§ Set problem: Find every line with the word "年三元材料市场份额占比". Copy those lines.

[Stored dataset items]
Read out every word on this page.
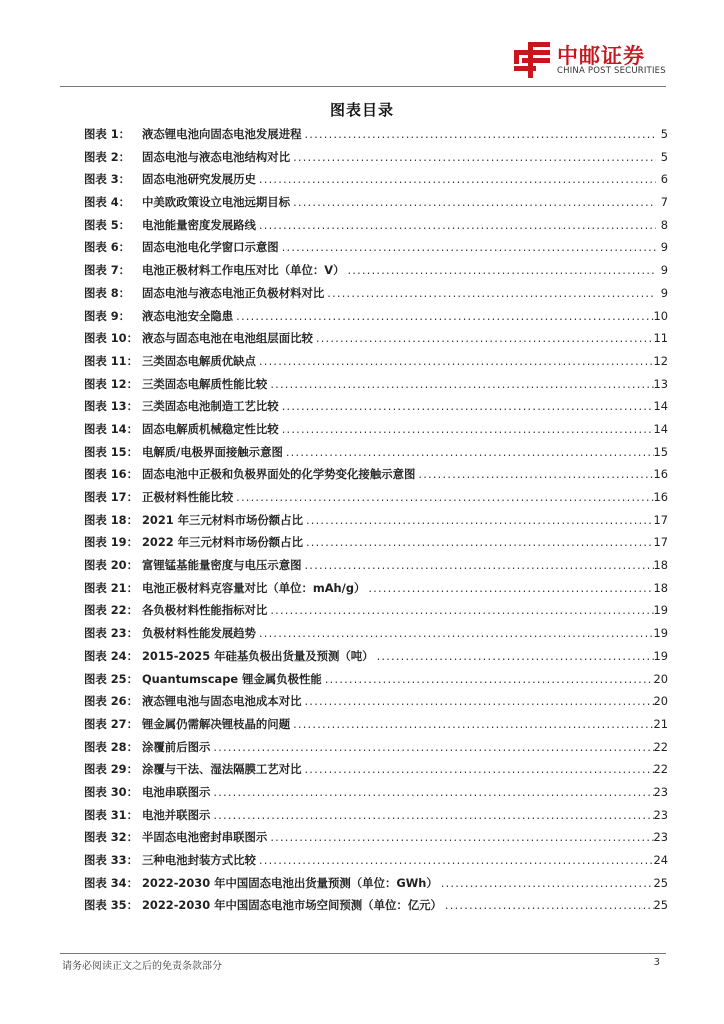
中邮证券
CHINA POST SECURITIES
图表目录
图表 1：	液态锂电池向固态电池发展进程 .....	5
图表 2：	固态电池与液态电池结构对比 .....	5
图表 3：	固态电池研究发展历史 .....	6
图表 4：	中美欧政策设立电池远期目标 .....	7
图表 5：	电池能量密度发展路线 .....	8
图表 6：	固态电池电化学窗口示意图 .....	9
图表 7：	电池正极材料工作电压对比（单位：V） .....	9
图表 8：	固态电池与液态电池正负极材料对比 .....	9
图表 9：	液态电池安全隐患 .....	10
图表 10： 液态与固态电池在电池组层面比较 .....	11
图表 11： 三类固态电解质优缺点 .....	12
图表 12： 三类固态电解质性能比较 .....	13
图表 13： 三类固态电池制造工艺比较 .....	14
图表 14： 固态电解质机械稳定性比较 .....	14
图表 15： 电解质/电极界面接触示意图 .....	15
图表 16： 固态电池中正极和负极界面处的化学势变化接触示意图 .....	16
图表 17： 正极材料性能比较 .....	16
图表 18： 2021 年三元材料市场份额占比 .....	17
图表 19： 2022 年三元材料市场份额占比 .....	17
图表 20： 富锂锰基能量密度与电压示意图 .....	18
图表 21： 电池正极材料克容量对比（单位：mAh/g） .....	18
图表 22： 各负极材料性能指标对比 .....	19
图表 23： 负极材料性能发展趋势 .....	19
图表 24： 2015-2025 年硅基负极出货量及预测（吨） .....	19
图表 25： Quantumscape 锂金属负极性能 .....	20
图表 26： 液态锂电池与固态电池成本对比 .....	20
图表 27： 锂金属仍需解决锂枝晶的问题 .....	21
图表 28： 涂覆前后图示 .....	22
图表 29： 涂覆与干法、湿法隔膜工艺对比 .....	22
图表 30： 电池串联图示 .....	23
图表 31： 电池并联图示 .....	23
图表 32： 半固态电池密封串联图示 .....	23
图表 33： 三种电池封装方式比较 .....	24
图表 34： 2022-2030 年中国固态电池出货量预测（单位：GWh） .....	25
图表 35： 2022-2030 年中国固态电池市场空间预测（单位：亿元） .....	25
请务必阅读正文之后的免责条款部分	3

§ Final result:
图表 18： 2021 年三元材料市场份额占比 .....	17
图表 19： 2022 年三元材料市场份额占比 .....	17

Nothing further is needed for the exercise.